* **Постановка задачи**:
Приведи без изменений все строки из пунктов ниже, в которых встречается слово «calendar».

* **Исходные данные**:
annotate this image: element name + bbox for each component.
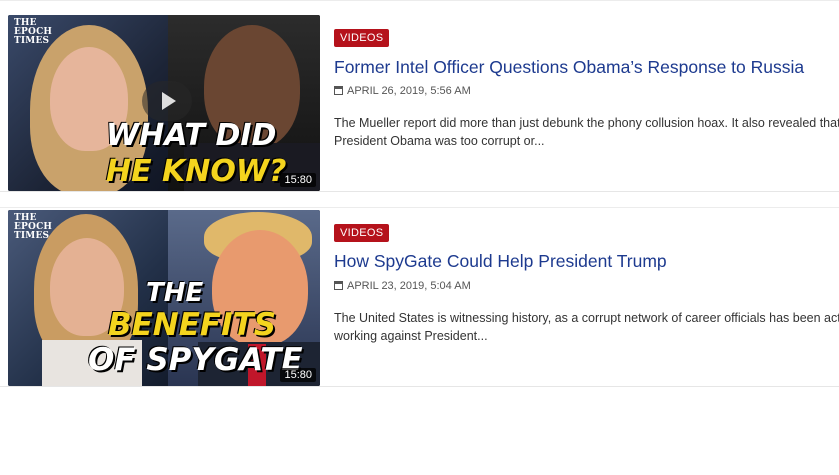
video-thumbnail[interactable]: THE EPOCH TIMES WHAT DID HE KNOW? 15:80	[8, 15, 320, 191]
article-title-link[interactable]: How SpyGate Could Help President Trump	[334, 251, 667, 272]
video-duration: 15:80	[280, 173, 316, 187]
article-excerpt: The United States is witnessing history,…	[334, 311, 839, 343]
article-date: APRIL 26, 2019, 5:56 AM	[334, 85, 471, 97]
category-badge[interactable]: VIDEOS	[334, 224, 390, 242]
article-date: APRIL 23, 2019, 5:04 AM	[334, 280, 471, 292]
article-card: THE EPOCH TIMES WHAT DID HE KNOW? 15:80 …	[0, 0, 839, 192]
play-button[interactable]	[142, 81, 192, 121]
thumbnail-headline: WHAT DID HE KNOW?	[106, 118, 287, 189]
thumbnail-headline: THE BENEFITS OF SPYGATE	[88, 278, 303, 378]
video-duration: 15:80	[280, 368, 316, 382]
category-badge[interactable]: VIDEOS	[334, 29, 390, 47]
article-excerpt: The Mueller report did more than just de…	[334, 116, 839, 148]
article-card: THE EPOCH TIMES THE BENEFITS OF SPYGATE …	[0, 207, 839, 387]
calendar-icon	[334, 281, 343, 290]
epoch-times-logo: THE EPOCH TIMES	[14, 213, 53, 241]
epoch-times-logo: THE EPOCH TIMES	[14, 18, 53, 46]
video-thumbnail[interactable]: THE EPOCH TIMES THE BENEFITS OF SPYGATE …	[8, 210, 320, 386]
article-title-link[interactable]: Former Intel Officer Questions Obama’s R…	[334, 57, 804, 78]
calendar-icon	[334, 86, 343, 95]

* **Полное решение**:
calendar-icon	[334, 281, 343, 290]
calendar-icon	[334, 86, 343, 95]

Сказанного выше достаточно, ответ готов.